### Directions
Collect every line that includes the string "name".
── Dataset records ──
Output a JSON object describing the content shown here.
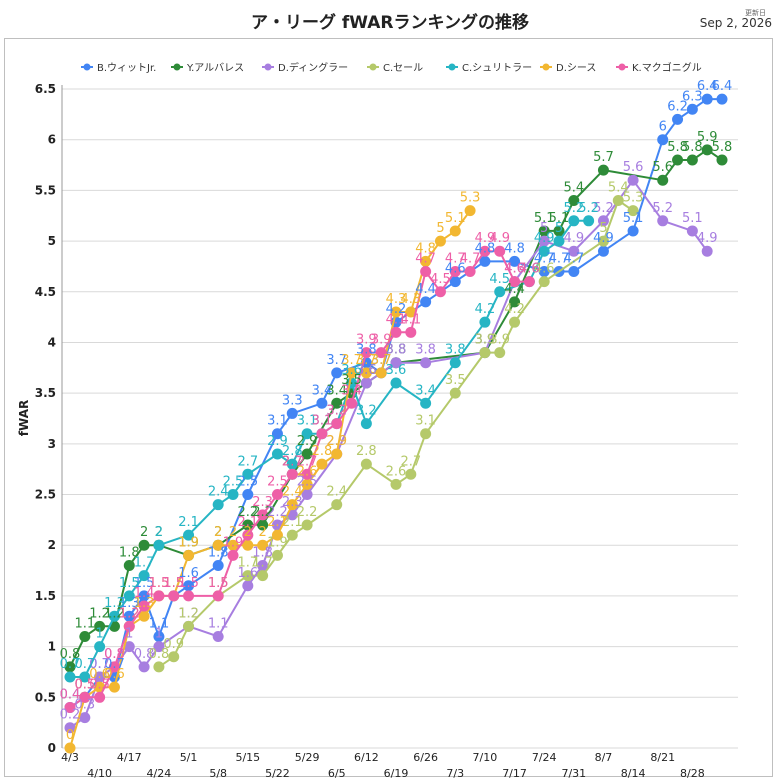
{
  "chart_data": {
    "type": "line",
    "title": "ア・リーグ fWARランキングの推移",
    "updated_label": "更新日",
    "updated_date": "Sep 2, 2026",
    "xlabel": "",
    "ylabel": "fWAR",
    "ylim": [
      0,
      6.5
    ],
    "yticks": [
      0,
      0.5,
      1,
      1.5,
      2,
      2.5,
      3,
      3.5,
      4,
      4.5,
      5,
      5.5,
      6,
      6.5
    ],
    "grid": true,
    "legend_position": "top",
    "x": [
      "4/3",
      "4/6",
      "4/10",
      "4/13",
      "4/17",
      "4/20",
      "4/24",
      "4/27",
      "5/1",
      "5/4",
      "5/8",
      "5/11",
      "5/15",
      "5/18",
      "5/22",
      "5/25",
      "5/29",
      "6/1",
      "6/5",
      "6/8",
      "6/12",
      "6/15",
      "6/19",
      "6/22",
      "6/26",
      "6/29",
      "7/3",
      "7/6",
      "7/10",
      "7/13",
      "7/17",
      "7/20",
      "7/24",
      "7/27",
      "7/31",
      "8/3",
      "8/7",
      "8/10",
      "8/14",
      "8/17",
      "8/21",
      "8/24",
      "8/28",
      "8/31",
      "9/1"
    ],
    "x_tick_labels": [
      "4/3",
      "4/10",
      "4/17",
      "4/24",
      "5/1",
      "5/8",
      "5/15",
      "5/22",
      "5/29",
      "6/5",
      "6/12",
      "6/19",
      "6/26",
      "7/3",
      "7/10",
      "7/17",
      "7/24",
      "7/31",
      "8/7",
      "8/14",
      "8/21",
      "8/28"
    ],
    "series": [
      {
        "name": "B.ウィットJr.",
        "color": "#4285f4",
        "values": [
          0.4,
          0.5,
          0.7,
          0.7,
          1.3,
          1.5,
          1.1,
          1.5,
          1.6,
          null,
          1.8,
          null,
          2.5,
          null,
          3.1,
          3.3,
          null,
          3.4,
          3.7,
          null,
          3.8,
          3.7,
          4.2,
          null,
          4.4,
          null,
          4.6,
          null,
          4.8,
          null,
          4.8,
          null,
          4.7,
          4.7,
          4.7,
          null,
          4.9,
          null,
          5.1,
          null,
          6.0,
          6.2,
          6.3,
          6.4,
          6.4
        ]
      },
      {
        "name": "Y.アルバレス",
        "color": "#2e8b38",
        "values": [
          0.8,
          1.1,
          1.2,
          1.2,
          1.8,
          2.0,
          2.0,
          null,
          1.9,
          null,
          2.0,
          null,
          2.2,
          2.2,
          null,
          2.7,
          2.9,
          null,
          3.4,
          3.5,
          3.6,
          null,
          3.8,
          null,
          null,
          null,
          null,
          null,
          3.9,
          null,
          4.4,
          null,
          5.1,
          5.1,
          5.4,
          null,
          5.7,
          null,
          null,
          null,
          5.6,
          5.8,
          5.8,
          5.9,
          5.8
        ]
      },
      {
        "name": "D.ディングラー",
        "color": "#a77ee0",
        "values": [
          0.2,
          0.3,
          0.7,
          0.8,
          1.0,
          0.8,
          1.0,
          null,
          1.2,
          null,
          1.1,
          null,
          1.6,
          1.8,
          2.2,
          2.3,
          2.5,
          null,
          2.9,
          null,
          3.6,
          null,
          3.8,
          null,
          3.8,
          null,
          null,
          null,
          3.9,
          null,
          4.6,
          null,
          5.0,
          null,
          4.9,
          null,
          5.2,
          null,
          5.6,
          null,
          5.2,
          null,
          5.1,
          4.9,
          null
        ]
      },
      {
        "name": "C.セール",
        "color": "#b5c96a",
        "values": [
          null,
          null,
          null,
          null,
          null,
          null,
          0.8,
          0.9,
          1.2,
          null,
          1.5,
          null,
          1.7,
          1.7,
          1.9,
          2.1,
          2.2,
          null,
          2.4,
          null,
          2.8,
          null,
          2.6,
          2.7,
          3.1,
          null,
          3.5,
          null,
          3.9,
          3.9,
          4.2,
          null,
          4.6,
          null,
          null,
          null,
          5.0,
          5.4,
          5.3,
          null,
          null,
          null,
          null,
          null,
          null
        ]
      },
      {
        "name": "C.シュリトラー",
        "color": "#26b5c4",
        "values": [
          0.7,
          0.7,
          1.0,
          1.3,
          1.5,
          1.7,
          2.0,
          null,
          2.1,
          null,
          2.4,
          2.5,
          2.7,
          null,
          2.9,
          2.8,
          3.1,
          3.1,
          3.2,
          3.6,
          3.2,
          null,
          3.6,
          null,
          3.4,
          null,
          3.8,
          null,
          4.2,
          4.5,
          null,
          4.6,
          4.9,
          5.0,
          5.2,
          5.2,
          null,
          null,
          null,
          null,
          null,
          null,
          null,
          null,
          null
        ]
      },
      {
        "name": "D.シース",
        "color": "#f2b731",
        "values": [
          0.0,
          0.5,
          0.6,
          0.6,
          1.2,
          1.3,
          1.5,
          1.5,
          1.9,
          null,
          2.0,
          2.0,
          2.0,
          2.0,
          2.1,
          2.4,
          2.6,
          2.8,
          2.9,
          3.7,
          3.7,
          3.7,
          4.3,
          4.3,
          4.8,
          5.0,
          5.1,
          5.3,
          null,
          null,
          null,
          null,
          null,
          null,
          null,
          null,
          null,
          null,
          null,
          null,
          null,
          null,
          null,
          null,
          null
        ]
      },
      {
        "name": "K.マクゴニグル",
        "color": "#ee5fa7",
        "values": [
          0.4,
          0.5,
          0.5,
          0.8,
          1.2,
          1.4,
          1.5,
          1.5,
          1.5,
          null,
          1.5,
          1.9,
          2.1,
          2.3,
          2.5,
          2.7,
          2.7,
          3.1,
          3.2,
          3.4,
          3.9,
          3.9,
          4.1,
          4.1,
          4.7,
          4.5,
          4.7,
          4.7,
          4.9,
          4.9,
          4.6,
          4.6,
          null,
          null,
          null,
          null,
          null,
          null,
          null,
          null,
          null,
          null,
          null,
          null,
          null
        ]
      }
    ]
  }
}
───
### Exercise result
        "name": "B.ウィットJr.",
        "name": "Y.アルバレス",
        "name": "D.ディングラー",
        "name": "C.セール",
        "name": "C.シュリトラー",
        "name": "D.シース",
        "name": "K.マクゴニグル",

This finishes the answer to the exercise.